▶ **Exercise**
Could you quote every one of the entries below word for word, line by line, without changing anything?

__________

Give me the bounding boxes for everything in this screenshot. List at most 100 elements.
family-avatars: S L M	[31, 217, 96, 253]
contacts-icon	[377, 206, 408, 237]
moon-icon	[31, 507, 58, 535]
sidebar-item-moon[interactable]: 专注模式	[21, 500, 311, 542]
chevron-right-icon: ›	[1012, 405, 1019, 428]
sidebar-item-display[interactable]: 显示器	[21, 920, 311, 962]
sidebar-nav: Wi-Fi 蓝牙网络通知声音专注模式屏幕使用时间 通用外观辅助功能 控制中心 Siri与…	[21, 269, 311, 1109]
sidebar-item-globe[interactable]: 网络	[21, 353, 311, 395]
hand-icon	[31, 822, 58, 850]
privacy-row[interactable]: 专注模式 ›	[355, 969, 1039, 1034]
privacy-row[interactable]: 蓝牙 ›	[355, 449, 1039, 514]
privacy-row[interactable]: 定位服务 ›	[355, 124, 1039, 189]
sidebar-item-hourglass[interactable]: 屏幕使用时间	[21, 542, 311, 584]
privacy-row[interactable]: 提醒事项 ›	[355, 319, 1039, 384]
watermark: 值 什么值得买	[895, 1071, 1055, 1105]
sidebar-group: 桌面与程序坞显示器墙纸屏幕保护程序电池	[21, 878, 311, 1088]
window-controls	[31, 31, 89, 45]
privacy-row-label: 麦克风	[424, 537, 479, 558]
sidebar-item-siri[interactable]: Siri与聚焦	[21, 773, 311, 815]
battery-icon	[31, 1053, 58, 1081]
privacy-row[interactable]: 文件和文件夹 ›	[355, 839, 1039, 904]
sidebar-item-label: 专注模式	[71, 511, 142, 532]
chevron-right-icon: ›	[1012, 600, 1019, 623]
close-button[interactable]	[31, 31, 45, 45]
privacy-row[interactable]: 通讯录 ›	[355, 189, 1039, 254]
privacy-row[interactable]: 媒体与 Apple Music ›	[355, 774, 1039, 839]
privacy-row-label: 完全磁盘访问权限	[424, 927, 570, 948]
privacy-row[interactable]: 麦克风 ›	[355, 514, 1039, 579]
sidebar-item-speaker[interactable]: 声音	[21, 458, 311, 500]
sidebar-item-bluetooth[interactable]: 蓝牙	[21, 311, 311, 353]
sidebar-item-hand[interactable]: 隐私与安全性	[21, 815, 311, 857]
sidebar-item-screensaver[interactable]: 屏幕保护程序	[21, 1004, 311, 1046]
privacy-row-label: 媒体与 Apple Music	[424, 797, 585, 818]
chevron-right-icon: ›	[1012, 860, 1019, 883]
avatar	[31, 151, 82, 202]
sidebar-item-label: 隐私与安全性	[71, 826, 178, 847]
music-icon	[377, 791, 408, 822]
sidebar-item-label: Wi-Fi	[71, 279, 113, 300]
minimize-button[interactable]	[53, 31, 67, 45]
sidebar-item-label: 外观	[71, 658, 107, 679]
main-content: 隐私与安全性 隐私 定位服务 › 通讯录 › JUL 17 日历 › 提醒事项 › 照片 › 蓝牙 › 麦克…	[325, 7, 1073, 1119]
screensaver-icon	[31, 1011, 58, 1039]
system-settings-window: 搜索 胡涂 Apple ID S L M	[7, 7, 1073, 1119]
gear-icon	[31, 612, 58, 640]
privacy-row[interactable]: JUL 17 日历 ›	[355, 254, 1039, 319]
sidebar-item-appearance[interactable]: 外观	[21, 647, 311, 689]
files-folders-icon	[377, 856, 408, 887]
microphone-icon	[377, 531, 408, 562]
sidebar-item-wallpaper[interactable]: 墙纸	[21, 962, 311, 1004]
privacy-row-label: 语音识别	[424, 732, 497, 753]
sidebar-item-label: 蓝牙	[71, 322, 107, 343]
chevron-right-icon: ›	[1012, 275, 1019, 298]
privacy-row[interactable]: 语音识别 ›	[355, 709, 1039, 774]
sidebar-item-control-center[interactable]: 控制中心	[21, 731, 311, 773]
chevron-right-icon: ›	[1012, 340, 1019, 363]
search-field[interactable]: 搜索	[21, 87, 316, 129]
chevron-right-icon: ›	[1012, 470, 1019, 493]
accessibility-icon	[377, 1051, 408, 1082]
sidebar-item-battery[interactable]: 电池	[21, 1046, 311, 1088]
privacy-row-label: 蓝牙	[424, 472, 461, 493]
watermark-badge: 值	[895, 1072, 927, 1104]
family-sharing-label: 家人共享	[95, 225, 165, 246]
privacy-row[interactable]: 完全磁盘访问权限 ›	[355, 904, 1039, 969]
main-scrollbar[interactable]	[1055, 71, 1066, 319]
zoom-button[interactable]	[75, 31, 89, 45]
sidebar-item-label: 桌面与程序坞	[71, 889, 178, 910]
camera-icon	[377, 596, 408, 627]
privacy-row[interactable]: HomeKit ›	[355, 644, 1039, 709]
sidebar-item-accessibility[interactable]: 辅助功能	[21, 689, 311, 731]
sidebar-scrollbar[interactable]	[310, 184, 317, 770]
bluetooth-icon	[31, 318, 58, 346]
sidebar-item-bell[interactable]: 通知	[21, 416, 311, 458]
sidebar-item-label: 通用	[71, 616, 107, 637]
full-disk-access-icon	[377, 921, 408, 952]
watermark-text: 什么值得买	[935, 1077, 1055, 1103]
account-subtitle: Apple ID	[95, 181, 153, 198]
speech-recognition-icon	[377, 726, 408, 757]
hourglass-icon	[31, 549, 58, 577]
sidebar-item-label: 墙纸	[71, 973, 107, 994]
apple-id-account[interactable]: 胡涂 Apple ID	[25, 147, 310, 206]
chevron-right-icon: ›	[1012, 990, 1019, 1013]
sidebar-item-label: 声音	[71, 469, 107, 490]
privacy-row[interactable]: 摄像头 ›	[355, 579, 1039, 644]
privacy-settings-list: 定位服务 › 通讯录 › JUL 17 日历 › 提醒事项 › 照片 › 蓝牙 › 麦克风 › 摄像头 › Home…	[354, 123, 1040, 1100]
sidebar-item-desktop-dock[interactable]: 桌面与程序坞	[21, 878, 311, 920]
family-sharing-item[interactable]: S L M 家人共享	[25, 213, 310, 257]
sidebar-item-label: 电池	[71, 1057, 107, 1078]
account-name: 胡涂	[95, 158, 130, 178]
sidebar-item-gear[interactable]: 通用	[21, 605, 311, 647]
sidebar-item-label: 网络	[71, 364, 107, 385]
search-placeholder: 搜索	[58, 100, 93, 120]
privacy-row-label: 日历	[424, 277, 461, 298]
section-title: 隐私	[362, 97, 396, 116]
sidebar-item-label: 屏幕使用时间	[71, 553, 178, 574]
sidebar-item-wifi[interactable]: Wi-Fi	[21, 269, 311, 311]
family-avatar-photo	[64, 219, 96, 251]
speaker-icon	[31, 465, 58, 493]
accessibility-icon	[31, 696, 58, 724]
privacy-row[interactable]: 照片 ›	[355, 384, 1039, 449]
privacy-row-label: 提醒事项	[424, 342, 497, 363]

__________

▶ **Completed exercise**
Give me the bounding boxes for everything in this screenshot. List at most 100 elements.
family-avatars: S L M	[31, 217, 96, 253]
contacts-icon	[377, 206, 408, 237]
moon-icon	[31, 507, 58, 535]
sidebar-item-moon[interactable]: 专注模式	[21, 500, 311, 542]
chevron-right-icon: ›	[1012, 405, 1019, 428]
sidebar-item-display[interactable]: 显示器	[21, 920, 311, 962]
sidebar-nav: Wi-Fi 蓝牙网络通知声音专注模式屏幕使用时间 通用外观辅助功能 控制中心 Siri与…	[21, 269, 311, 1109]
sidebar-item-globe[interactable]: 网络	[21, 353, 311, 395]
hand-icon	[31, 822, 58, 850]
privacy-row[interactable]: 专注模式 ›	[355, 969, 1039, 1034]
privacy-row[interactable]: 蓝牙 ›	[355, 449, 1039, 514]
privacy-row[interactable]: 定位服务 ›	[355, 124, 1039, 189]
sidebar-item-hourglass[interactable]: 屏幕使用时间	[21, 542, 311, 584]
privacy-row[interactable]: 提醒事项 ›	[355, 319, 1039, 384]
watermark: 值 什么值得买	[895, 1071, 1055, 1105]
sidebar-group: 桌面与程序坞显示器墙纸屏幕保护程序电池	[21, 878, 311, 1088]
window-controls	[31, 31, 89, 45]
privacy-row-label: 麦克风	[424, 537, 479, 558]
sidebar-item-siri[interactable]: Siri与聚焦	[21, 773, 311, 815]
battery-icon	[31, 1053, 58, 1081]
privacy-row[interactable]: 文件和文件夹 ›	[355, 839, 1039, 904]
sidebar-item-label: 专注模式	[71, 511, 142, 532]
chevron-right-icon: ›	[1012, 600, 1019, 623]
close-button[interactable]	[31, 31, 45, 45]
privacy-row[interactable]: 通讯录 ›	[355, 189, 1039, 254]
privacy-row[interactable]: 媒体与 Apple Music ›	[355, 774, 1039, 839]
privacy-row-label: 完全磁盘访问权限	[424, 927, 570, 948]
privacy-row[interactable]: 麦克风 ›	[355, 514, 1039, 579]
sidebar-item-speaker[interactable]: 声音	[21, 458, 311, 500]
sidebar-item-bluetooth[interactable]: 蓝牙	[21, 311, 311, 353]
sidebar-item-hand[interactable]: 隐私与安全性	[21, 815, 311, 857]
sidebar-item-screensaver[interactable]: 屏幕保护程序	[21, 1004, 311, 1046]
privacy-row-label: 媒体与 Apple Music	[424, 797, 585, 818]
chevron-right-icon: ›	[1012, 860, 1019, 883]
avatar	[31, 151, 82, 202]
sidebar-item-label: 隐私与安全性	[71, 826, 178, 847]
music-icon	[377, 791, 408, 822]
sidebar-item-label: Wi-Fi	[71, 279, 113, 300]
minimize-button[interactable]	[53, 31, 67, 45]
sidebar-item-label: 外观	[71, 658, 107, 679]
main-content: 隐私与安全性 隐私 定位服务 › 通讯录 › JUL 17 日历 › 提醒事项 › 照片 › 蓝牙 › 麦克…	[325, 7, 1073, 1119]
screensaver-icon	[31, 1011, 58, 1039]
system-settings-window: 搜索 胡涂 Apple ID S L M	[7, 7, 1073, 1119]
gear-icon	[31, 612, 58, 640]
privacy-row[interactable]: JUL 17 日历 ›	[355, 254, 1039, 319]
sidebar-item-appearance[interactable]: 外观	[21, 647, 311, 689]
files-folders-icon	[377, 856, 408, 887]
microphone-icon	[377, 531, 408, 562]
sidebar-item-wallpaper[interactable]: 墙纸	[21, 962, 311, 1004]
privacy-row-label: 语音识别	[424, 732, 497, 753]
sidebar-item-label: 蓝牙	[71, 322, 107, 343]
chevron-right-icon: ›	[1012, 275, 1019, 298]
privacy-row[interactable]: 语音识别 ›	[355, 709, 1039, 774]
sidebar-item-control-center[interactable]: 控制中心	[21, 731, 311, 773]
chevron-right-icon: ›	[1012, 340, 1019, 363]
search-field[interactable]: 搜索	[21, 87, 316, 129]
chevron-right-icon: ›	[1012, 470, 1019, 493]
accessibility-icon	[377, 1051, 408, 1082]
sidebar-item-battery[interactable]: 电池	[21, 1046, 311, 1088]
privacy-row-label: 蓝牙	[424, 472, 461, 493]
watermark-badge: 值	[895, 1072, 927, 1104]
family-sharing-label: 家人共享	[95, 225, 165, 246]
privacy-row[interactable]: 完全磁盘访问权限 ›	[355, 904, 1039, 969]
main-scrollbar[interactable]	[1055, 71, 1066, 319]
zoom-button[interactable]	[75, 31, 89, 45]
sidebar-item-label: 桌面与程序坞	[71, 889, 178, 910]
camera-icon	[377, 596, 408, 627]
privacy-row[interactable]: HomeKit ›	[355, 644, 1039, 709]
sidebar-item-accessibility[interactable]: 辅助功能	[21, 689, 311, 731]
sidebar-scrollbar[interactable]	[310, 184, 317, 770]
bluetooth-icon	[31, 318, 58, 346]
sidebar-item-bell[interactable]: 通知	[21, 416, 311, 458]
sidebar-item-label: 通用	[71, 616, 107, 637]
full-disk-access-icon	[377, 921, 408, 952]
watermark-text: 什么值得买	[935, 1077, 1055, 1103]
account-subtitle: Apple ID	[95, 181, 153, 198]
speech-recognition-icon	[377, 726, 408, 757]
hourglass-icon	[31, 549, 58, 577]
sidebar-item-label: 墙纸	[71, 973, 107, 994]
apple-id-account[interactable]: 胡涂 Apple ID	[25, 147, 310, 206]
chevron-right-icon: ›	[1012, 990, 1019, 1013]
sidebar-item-label: 声音	[71, 469, 107, 490]
privacy-row[interactable]: 摄像头 ›	[355, 579, 1039, 644]
privacy-settings-list: 定位服务 › 通讯录 › JUL 17 日历 › 提醒事项 › 照片 › 蓝牙 › 麦克风 › 摄像头 › Home…	[354, 123, 1040, 1100]
sidebar-item-desktop-dock[interactable]: 桌面与程序坞	[21, 878, 311, 920]
family-sharing-item[interactable]: S L M 家人共享	[25, 213, 310, 257]
sidebar-item-label: 电池	[71, 1057, 107, 1078]
account-name: 胡涂	[95, 158, 130, 178]
sidebar-item-gear[interactable]: 通用	[21, 605, 311, 647]
sidebar-item-label: 网络	[71, 364, 107, 385]
search-placeholder: 搜索	[58, 100, 93, 120]
privacy-row-label: 日历	[424, 277, 461, 298]
section-title: 隐私	[362, 97, 396, 116]
sidebar-item-label: 屏幕使用时间	[71, 553, 178, 574]
sidebar-item-wifi[interactable]: Wi-Fi	[21, 269, 311, 311]
family-avatar-photo	[64, 219, 96, 251]
speaker-icon	[31, 465, 58, 493]
accessibility-icon	[31, 696, 58, 724]
privacy-row[interactable]: 照片 ›	[355, 384, 1039, 449]
privacy-row-label: 提醒事项	[424, 342, 497, 363]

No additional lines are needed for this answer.